■ WHAT YOU HAVE TO DO
Among the entries below, count the lines where the string "years" occurs, and give only the number.

■ THE DATA
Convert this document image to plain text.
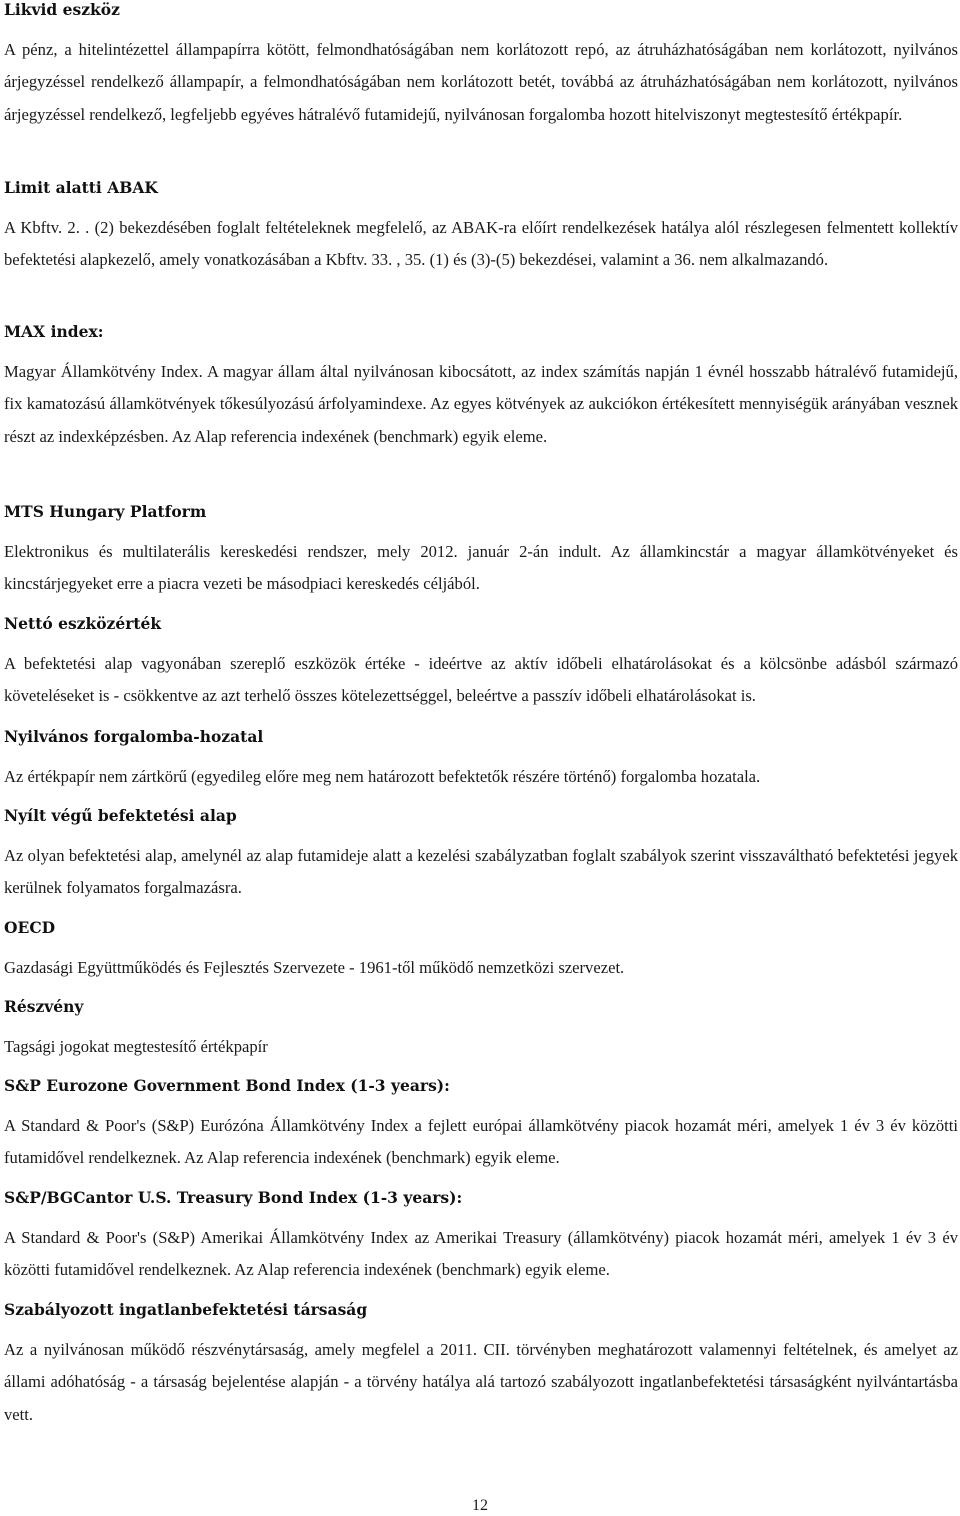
Likvid eszköz

A pénz, a hitelintézettel állampapírra kötött, felmondhatóságában nem korlátozott repó, az átruházhatóságában nem korlátozott, nyilvános árjegyzéssel rendelkező állampapír, a felmondhatóságában nem korlátozott betét, továbbá az átruházhatóságában nem korlátozott, nyilvános árjegyzéssel rendelkező, legfeljebb egyéves hátralévő futamidejű, nyilvánosan forgalomba hozott hitelviszonyt megtestesítő értékpapír.

Limit alatti ABAK

A Kbftv. 2. . (2) bekezdésében foglalt feltételeknek megfelelő, az ABAK-ra előírt rendelkezések hatálya alól részlegesen felmentett kollektív befektetési alapkezelő, amely vonatkozásában a Kbftv. 33. , 35. (1) és (3)-(5) bekezdései, valamint a 36. nem alkalmazandó.

MAX index:

Magyar Államkötvény Index. A magyar állam által nyilvánosan kibocsátott, az index számítás napján 1 évnél hosszabb hátralévő futamidejű, fix kamatozású államkötvények tőkesúlyozású árfolyamindexe. Az egyes kötvények az aukciókon értékesített mennyiségük arányában vesznek részt az indexképzésben. Az Alap referencia indexének (benchmark) egyik eleme.

MTS Hungary Platform

Elektronikus és multilaterális kereskedési rendszer, mely 2012. január 2-án indult. Az államkincstár a magyar államkötvényeket és kincstárjegyeket erre a piacra vezeti be másodpiaci kereskedés céljából.

Nettó eszközérték

A befektetési alap vagyonában szereplő eszközök értéke - ideértve az aktív időbeli elhatárolásokat és a kölcsönbe adásból származó követeléseket is - csökkentve az azt terhelő összes kötelezettséggel, beleértve a passzív időbeli elhatárolásokat is.

Nyilvános forgalomba-hozatal

Az értékpapír nem zártkörű (egyedileg előre meg nem határozott befektetők részére történő) forgalomba hozatala.

Nyílt végű befektetési alap

Az olyan befektetési alap, amelynél az alap futamideje alatt a kezelési szabályzatban foglalt szabályok szerint visszaváltható befektetési jegyek kerülnek folyamatos forgalmazásra.

OECD

Gazdasági Együttműködés és Fejlesztés Szervezete - 1961-től működő nemzetközi szervezet.

Részvény

Tagsági jogokat megtestesítő értékpapír

S&P Eurozone Government Bond Index (1-3 years):

A Standard & Poor's (S&P) Eurózóna Államkötvény Index a fejlett európai államkötvény piacok hozamát méri, amelyek 1 év 3 év közötti futamidővel rendelkeznek. Az Alap referencia indexének (benchmark) egyik eleme.

S&P/BGCantor U.S. Treasury Bond Index (1-3 years):

A Standard & Poor's (S&P) Amerikai Államkötvény Index az Amerikai Treasury (államkötvény) piacok hozamát méri, amelyek 1 év 3 év közötti futamidővel rendelkeznek. Az Alap referencia indexének (benchmark) egyik eleme.

Szabályozott ingatlanbefektetési társaság

Az a nyilvánosan működő részvénytársaság, amely megfelel a 2011. CII. törvényben meghatározott valamennyi feltételnek, és amelyet az állami adóhatóság - a társaság bejelentése alapján - a törvény hatálya alá tartozó szabályozott ingatlanbefektetési társaságként nyilvántartásba vett.

12
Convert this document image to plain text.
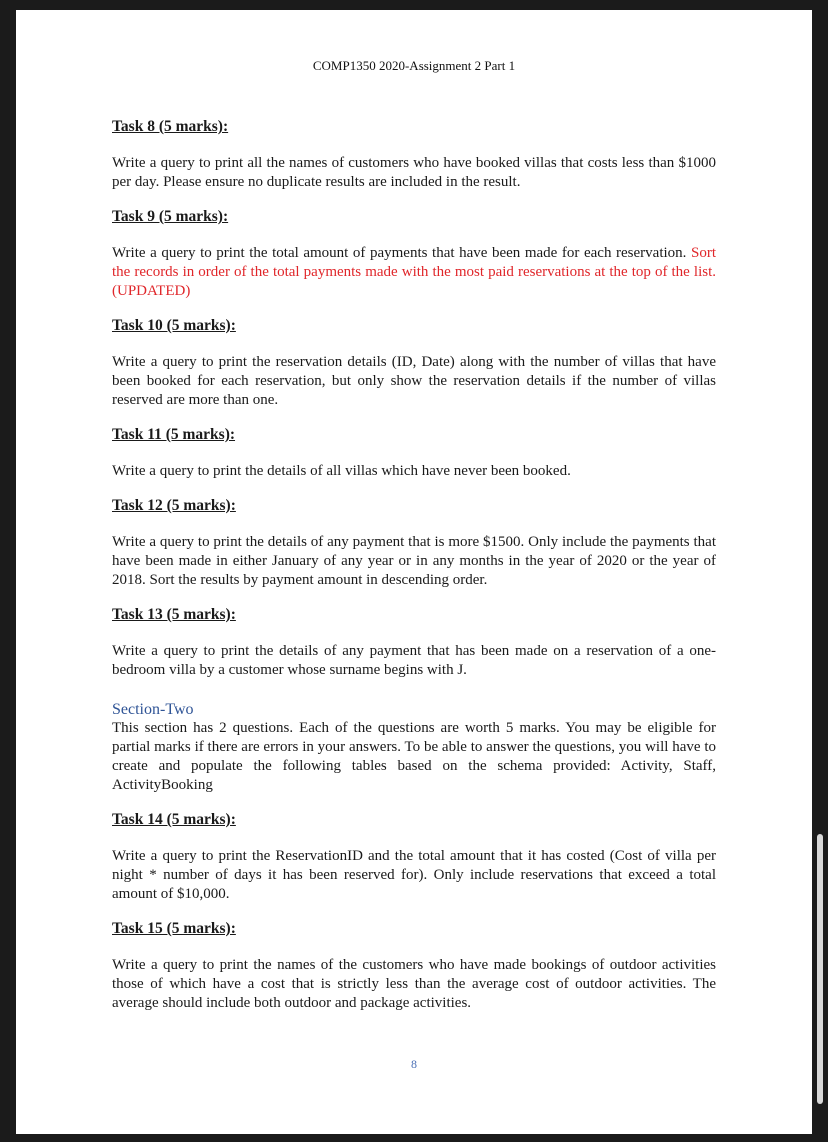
COMP1350 2020-Assignment 2 Part 1

Task 8 (5 marks):

Write a query to print all the names of customers who have booked villas that costs less than $1000 per day. Please ensure no duplicate results are included in the result.

Task 9 (5 marks):

Write a query to print the total amount of payments that have been made for each reservation. Sort the records in order of the total payments made with the most paid reservations at the top of the list. (UPDATED)

Task 10 (5 marks):

Write a query to print the reservation details (ID, Date) along with the number of villas that have been booked for each reservation, but only show the reservation details if the number of villas reserved are more than one.

Task 11 (5 marks):

Write a query to print the details of all villas which have never been booked.

Task 12 (5 marks):

Write a query to print the details of any payment that is more $1500. Only include the payments that have been made in either January of any year or in any months in the year of 2020 or the year of 2018. Sort the results by payment amount in descending order.

Task 13 (5 marks):

Write a query to print the details of any payment that has been made on a reservation of a one-bedroom villa by a customer whose surname begins with J.

Section-Two

This section has 2 questions. Each of the questions are worth 5 marks. You may be eligible for partial marks if there are errors in your answers. To be able to answer the questions, you will have to create and populate the following tables based on the schema provided: Activity, Staff, ActivityBooking

Task 14 (5 marks):

Write a query to print the ReservationID and the total amount that it has costed (Cost of villa per night * number of days it has been reserved for). Only include reservations that exceed a total amount of $10,000.

Task 15 (5 marks):

Write a query to print the names of the customers who have made bookings of outdoor activities those of which have a cost that is strictly less than the average cost of outdoor activities. The average should include both outdoor and package activities.

8
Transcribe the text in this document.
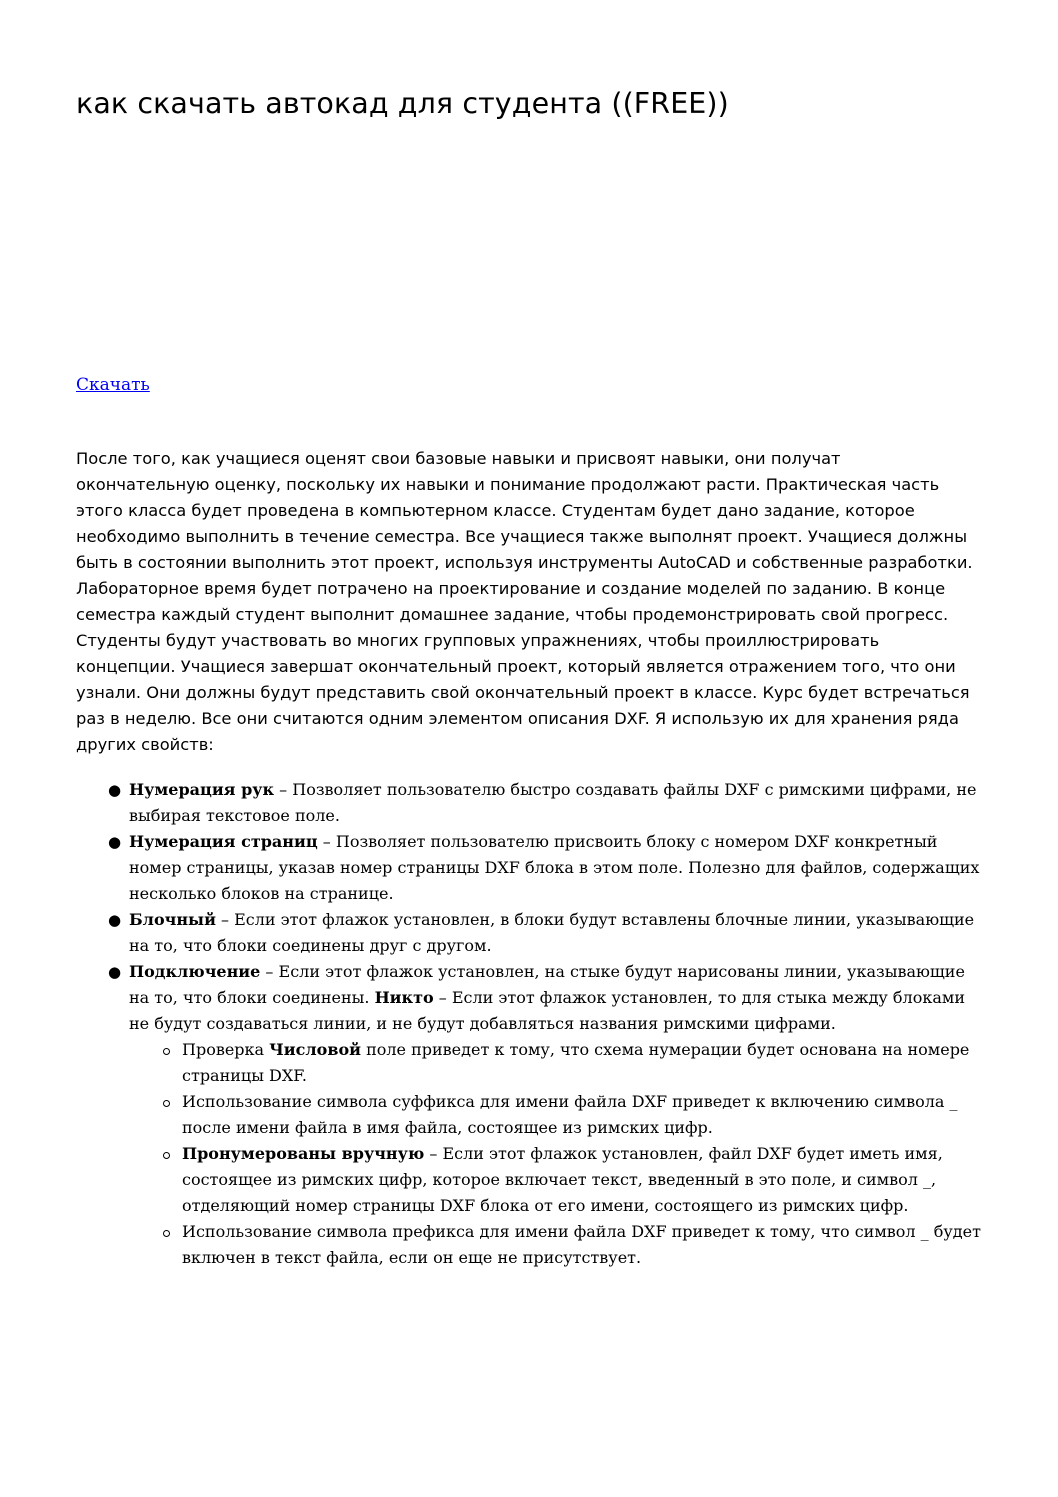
как скачать автокад для студента ((FREE))
Скачать

После того, как учащиеся оценят свои базовые навыки и присвоят навыки, они получат окончательную оценку, поскольку их навыки и понимание продолжают расти. Практическая часть этого класса будет проведена в компьютерном классе. Студентам будет дано задание, которое необходимо выполнить в течение семестра. Все учащиеся также выполнят проект. Учащиеся должны быть в состоянии выполнить этот проект, используя инструменты AutoCAD и собственные разработки. Лабораторное время будет потрачено на проектирование и создание моделей по заданию. В конце семестра каждый студент выполнит домашнее задание, чтобы продемонстрировать свой прогресс. Студенты будут участвовать во многих групповых упражнениях, чтобы проиллюстрировать концепции. Учащиеся завершат окончательный проект, который является отражением того, что они узнали. Они должны будут представить свой окончательный проект в классе. Курс будет встречаться раз в неделю. Все они считаются одним элементом описания DXF. Я использую их для хранения ряда других свойств:

● Нумерация рук – Позволяет пользователю быстро создавать файлы DXF с римскими цифрами, не выбирая текстовое поле.
● Нумерация страниц – Позволяет пользователю присвоить блоку с номером DXF конкретный номер страницы, указав номер страницы DXF блока в этом поле. Полезно для файлов, содержащих несколько блоков на странице.
● Блочный – Если этот флажок установлен, в блоки будут вставлены блочные линии, указывающие на то, что блоки соединены друг с другом.
● Подключение – Если этот флажок установлен, на стыке будут нарисованы линии, указывающие на то, что блоки соединены. Никто – Если этот флажок установлен, то для стыка между блоками не будут создаваться линии, и не будут добавляться названия римскими цифрами.
Проверка Числовой поле приведет к тому, что схема нумерации будет основана на номере страницы DXF.
Использование символа суффикса для имени файла DXF приведет к включению символа _ после имени файла в имя файла, состоящее из римских цифр.
Пронумерованы вручную – Если этот флажок установлен, файл DXF будет иметь имя, состоящее из римских цифр, которое включает текст, введенный в это поле, и символ _, отделяющий номер страницы DXF блока от его имени, состоящего из римских цифр.
Использование символа префикса для имени файла DXF приведет к тому, что символ _ будет включен в текст файла, если он еще не присутствует.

■ ANSWER FOR THE TASK
2